Task brief:
Pick out the lines below with "this" and list them.

Exercise materials:
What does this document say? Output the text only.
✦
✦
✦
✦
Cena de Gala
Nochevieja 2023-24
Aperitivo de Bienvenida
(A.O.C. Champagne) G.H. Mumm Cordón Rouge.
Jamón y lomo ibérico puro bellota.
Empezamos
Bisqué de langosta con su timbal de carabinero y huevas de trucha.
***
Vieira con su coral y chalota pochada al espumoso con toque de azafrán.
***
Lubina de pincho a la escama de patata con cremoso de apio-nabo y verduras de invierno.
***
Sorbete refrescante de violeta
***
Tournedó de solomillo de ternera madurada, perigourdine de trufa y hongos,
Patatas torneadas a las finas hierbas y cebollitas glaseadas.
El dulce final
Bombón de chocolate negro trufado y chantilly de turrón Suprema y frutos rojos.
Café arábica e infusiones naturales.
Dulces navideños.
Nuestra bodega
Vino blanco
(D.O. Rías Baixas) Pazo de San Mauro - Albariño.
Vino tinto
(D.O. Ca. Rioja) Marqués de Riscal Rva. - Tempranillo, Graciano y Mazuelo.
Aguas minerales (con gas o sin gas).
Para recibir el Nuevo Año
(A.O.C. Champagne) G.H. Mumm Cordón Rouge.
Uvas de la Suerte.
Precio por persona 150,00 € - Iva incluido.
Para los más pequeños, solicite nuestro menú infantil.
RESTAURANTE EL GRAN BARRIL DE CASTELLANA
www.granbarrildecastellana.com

--

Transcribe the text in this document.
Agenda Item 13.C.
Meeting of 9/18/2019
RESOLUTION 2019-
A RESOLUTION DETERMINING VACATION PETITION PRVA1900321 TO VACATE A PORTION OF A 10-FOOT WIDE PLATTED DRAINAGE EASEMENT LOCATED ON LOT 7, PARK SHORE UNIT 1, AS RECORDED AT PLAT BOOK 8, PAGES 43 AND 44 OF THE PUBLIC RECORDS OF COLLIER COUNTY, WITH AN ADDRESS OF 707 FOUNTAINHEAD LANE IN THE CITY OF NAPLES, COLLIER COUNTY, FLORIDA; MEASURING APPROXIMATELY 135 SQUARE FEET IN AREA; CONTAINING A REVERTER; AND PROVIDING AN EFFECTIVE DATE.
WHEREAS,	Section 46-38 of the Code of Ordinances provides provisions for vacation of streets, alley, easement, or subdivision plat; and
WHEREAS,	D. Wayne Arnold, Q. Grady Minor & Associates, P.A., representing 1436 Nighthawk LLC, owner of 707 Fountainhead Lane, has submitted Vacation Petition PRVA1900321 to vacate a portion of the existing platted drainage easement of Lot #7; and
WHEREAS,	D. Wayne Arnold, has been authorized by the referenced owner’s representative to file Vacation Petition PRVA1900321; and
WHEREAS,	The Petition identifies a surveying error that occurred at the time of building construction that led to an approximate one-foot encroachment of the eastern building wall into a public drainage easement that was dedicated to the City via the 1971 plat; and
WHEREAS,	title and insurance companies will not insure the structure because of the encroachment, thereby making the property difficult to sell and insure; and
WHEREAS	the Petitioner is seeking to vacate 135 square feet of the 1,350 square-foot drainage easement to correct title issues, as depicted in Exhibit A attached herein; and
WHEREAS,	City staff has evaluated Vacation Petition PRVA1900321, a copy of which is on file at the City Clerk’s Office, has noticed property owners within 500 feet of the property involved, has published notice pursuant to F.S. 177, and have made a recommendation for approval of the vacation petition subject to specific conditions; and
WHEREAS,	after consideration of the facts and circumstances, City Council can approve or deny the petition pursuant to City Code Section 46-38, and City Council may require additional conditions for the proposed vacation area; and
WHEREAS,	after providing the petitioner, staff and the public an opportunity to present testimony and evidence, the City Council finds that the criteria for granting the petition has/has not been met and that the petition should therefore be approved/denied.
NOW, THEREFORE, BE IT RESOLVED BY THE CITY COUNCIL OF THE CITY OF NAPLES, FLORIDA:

Output:
What does this document say? Output the text only.
Transcribe the text in this document.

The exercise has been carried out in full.